- [PROMPT]
Take every line where the string "Workshops" appears and copy it.

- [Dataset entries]
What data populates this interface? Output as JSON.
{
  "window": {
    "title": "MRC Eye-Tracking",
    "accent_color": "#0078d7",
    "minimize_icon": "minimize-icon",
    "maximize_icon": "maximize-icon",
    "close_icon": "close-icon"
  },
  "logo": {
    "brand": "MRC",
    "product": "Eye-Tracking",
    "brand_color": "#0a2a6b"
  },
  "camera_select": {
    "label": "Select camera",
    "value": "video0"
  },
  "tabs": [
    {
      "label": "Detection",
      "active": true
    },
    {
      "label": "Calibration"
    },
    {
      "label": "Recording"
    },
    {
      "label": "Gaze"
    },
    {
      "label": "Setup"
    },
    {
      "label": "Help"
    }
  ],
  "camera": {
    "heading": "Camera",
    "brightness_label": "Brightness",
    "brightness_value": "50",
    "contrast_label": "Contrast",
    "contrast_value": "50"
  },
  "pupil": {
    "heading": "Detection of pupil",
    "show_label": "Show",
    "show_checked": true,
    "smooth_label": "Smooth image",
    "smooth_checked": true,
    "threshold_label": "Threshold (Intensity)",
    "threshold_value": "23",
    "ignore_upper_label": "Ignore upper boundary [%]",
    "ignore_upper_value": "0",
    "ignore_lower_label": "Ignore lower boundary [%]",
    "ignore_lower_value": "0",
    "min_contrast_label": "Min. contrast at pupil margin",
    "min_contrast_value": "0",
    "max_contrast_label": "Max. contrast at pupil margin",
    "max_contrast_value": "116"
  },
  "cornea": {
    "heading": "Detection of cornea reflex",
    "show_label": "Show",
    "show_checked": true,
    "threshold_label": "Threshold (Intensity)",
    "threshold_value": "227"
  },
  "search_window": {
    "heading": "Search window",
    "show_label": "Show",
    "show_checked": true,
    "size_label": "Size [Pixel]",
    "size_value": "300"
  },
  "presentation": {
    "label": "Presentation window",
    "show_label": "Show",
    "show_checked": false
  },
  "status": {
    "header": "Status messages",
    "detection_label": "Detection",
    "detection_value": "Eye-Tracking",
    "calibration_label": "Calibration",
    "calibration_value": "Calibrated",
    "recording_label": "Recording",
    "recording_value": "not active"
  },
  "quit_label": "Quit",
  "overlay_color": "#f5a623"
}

--

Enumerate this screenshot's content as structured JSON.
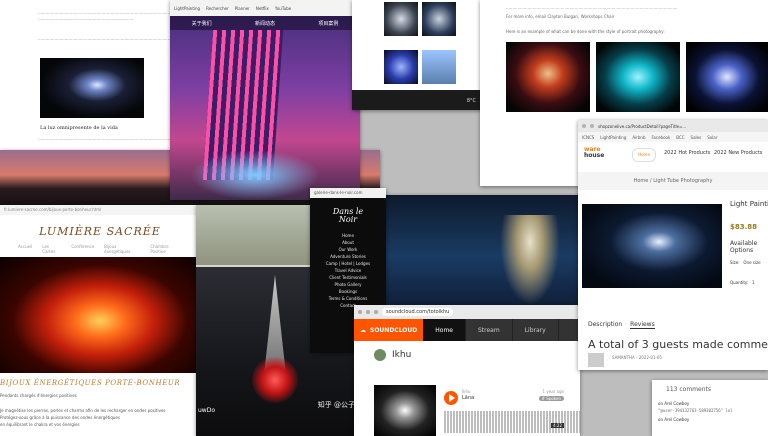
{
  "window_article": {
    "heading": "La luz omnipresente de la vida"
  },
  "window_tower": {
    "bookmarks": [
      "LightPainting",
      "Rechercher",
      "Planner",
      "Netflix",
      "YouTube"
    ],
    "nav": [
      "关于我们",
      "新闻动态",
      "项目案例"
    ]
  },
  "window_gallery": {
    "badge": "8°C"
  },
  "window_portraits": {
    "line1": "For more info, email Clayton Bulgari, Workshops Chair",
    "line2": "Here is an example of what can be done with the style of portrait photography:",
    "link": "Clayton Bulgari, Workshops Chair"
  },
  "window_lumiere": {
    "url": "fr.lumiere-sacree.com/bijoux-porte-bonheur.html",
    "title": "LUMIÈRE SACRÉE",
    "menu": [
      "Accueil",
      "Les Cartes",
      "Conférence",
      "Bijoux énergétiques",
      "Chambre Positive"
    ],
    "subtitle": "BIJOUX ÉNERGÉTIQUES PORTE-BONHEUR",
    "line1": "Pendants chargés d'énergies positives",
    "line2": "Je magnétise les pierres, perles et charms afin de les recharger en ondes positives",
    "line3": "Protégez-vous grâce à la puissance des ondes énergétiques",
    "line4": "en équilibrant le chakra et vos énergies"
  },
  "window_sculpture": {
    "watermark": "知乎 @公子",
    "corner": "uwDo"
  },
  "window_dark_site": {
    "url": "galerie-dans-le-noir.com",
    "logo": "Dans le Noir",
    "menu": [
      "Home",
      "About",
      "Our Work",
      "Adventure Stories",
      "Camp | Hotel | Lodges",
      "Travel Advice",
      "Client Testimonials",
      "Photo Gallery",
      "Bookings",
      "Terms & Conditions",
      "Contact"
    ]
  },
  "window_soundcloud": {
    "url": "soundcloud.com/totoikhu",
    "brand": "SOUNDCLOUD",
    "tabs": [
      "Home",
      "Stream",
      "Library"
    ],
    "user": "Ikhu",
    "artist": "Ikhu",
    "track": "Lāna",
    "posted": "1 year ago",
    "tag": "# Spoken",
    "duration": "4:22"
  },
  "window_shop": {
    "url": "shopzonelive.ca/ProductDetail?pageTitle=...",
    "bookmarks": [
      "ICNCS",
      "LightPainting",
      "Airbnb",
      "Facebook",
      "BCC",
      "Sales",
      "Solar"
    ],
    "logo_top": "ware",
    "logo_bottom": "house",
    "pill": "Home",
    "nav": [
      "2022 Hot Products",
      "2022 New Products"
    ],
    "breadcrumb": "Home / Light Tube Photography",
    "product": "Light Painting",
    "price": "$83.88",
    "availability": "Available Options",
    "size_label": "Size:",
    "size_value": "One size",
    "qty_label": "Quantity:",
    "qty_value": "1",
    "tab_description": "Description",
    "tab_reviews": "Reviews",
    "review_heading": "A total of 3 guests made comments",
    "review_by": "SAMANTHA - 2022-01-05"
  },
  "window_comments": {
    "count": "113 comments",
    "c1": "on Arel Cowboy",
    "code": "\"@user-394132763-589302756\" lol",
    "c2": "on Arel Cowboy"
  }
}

- [EXERCISE OUTPUT]
    "line1": "For more info, email Clayton Bulgari, Workshops Chair",
    "link": "Clayton Bulgari, Workshops Chair"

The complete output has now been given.